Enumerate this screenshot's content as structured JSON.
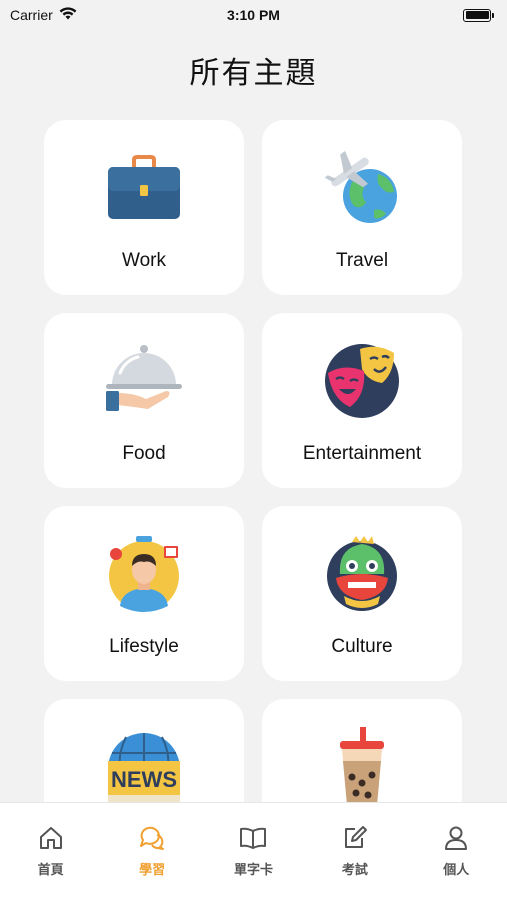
{
  "status_bar": {
    "carrier": "Carrier",
    "time": "3:10 PM",
    "icons": [
      "wifi-icon",
      "battery-icon"
    ]
  },
  "page": {
    "title": "所有主題"
  },
  "topics": [
    {
      "label": "Work",
      "icon": "briefcase-icon"
    },
    {
      "label": "Travel",
      "icon": "airplane-globe-icon"
    },
    {
      "label": "Food",
      "icon": "food-cloche-icon"
    },
    {
      "label": "Entertainment",
      "icon": "theater-masks-icon"
    },
    {
      "label": "Lifestyle",
      "icon": "person-lifestyle-icon"
    },
    {
      "label": "Culture",
      "icon": "lion-dance-icon"
    },
    {
      "label": "",
      "icon": "news-globe-icon"
    },
    {
      "label": "",
      "icon": "bubble-tea-icon"
    }
  ],
  "tab_bar": {
    "active_color": "#f0a030",
    "inactive_color": "#555555",
    "items": [
      {
        "label": "首頁",
        "icon": "home-icon",
        "active": false
      },
      {
        "label": "學習",
        "icon": "chat-bubbles-icon",
        "active": true
      },
      {
        "label": "單字卡",
        "icon": "book-icon",
        "active": false
      },
      {
        "label": "考試",
        "icon": "edit-icon",
        "active": false
      },
      {
        "label": "個人",
        "icon": "user-icon",
        "active": false
      }
    ]
  }
}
________
__Problem description__: Give every record back exactly as it reads, with no images.

__Task result__:
Enumerate this screenshot's content as structured JSON.
{
  "status_bar": {
    "carrier": "Carrier",
    "time": "3:10 PM",
    "icons": [
      "wifi-icon",
      "battery-icon"
    ]
  },
  "page": {
    "title": "所有主題"
  },
  "topics": [
    {
      "label": "Work",
      "icon": "briefcase-icon"
    },
    {
      "label": "Travel",
      "icon": "airplane-globe-icon"
    },
    {
      "label": "Food",
      "icon": "food-cloche-icon"
    },
    {
      "label": "Entertainment",
      "icon": "theater-masks-icon"
    },
    {
      "label": "Lifestyle",
      "icon": "person-lifestyle-icon"
    },
    {
      "label": "Culture",
      "icon": "lion-dance-icon"
    },
    {
      "label": "",
      "icon": "news-globe-icon"
    },
    {
      "label": "",
      "icon": "bubble-tea-icon"
    }
  ],
  "tab_bar": {
    "active_color": "#f0a030",
    "inactive_color": "#555555",
    "items": [
      {
        "label": "首頁",
        "icon": "home-icon",
        "active": false
      },
      {
        "label": "學習",
        "icon": "chat-bubbles-icon",
        "active": true
      },
      {
        "label": "單字卡",
        "icon": "book-icon",
        "active": false
      },
      {
        "label": "考試",
        "icon": "edit-icon",
        "active": false
      },
      {
        "label": "個人",
        "icon": "user-icon",
        "active": false
      }
    ]
  }
}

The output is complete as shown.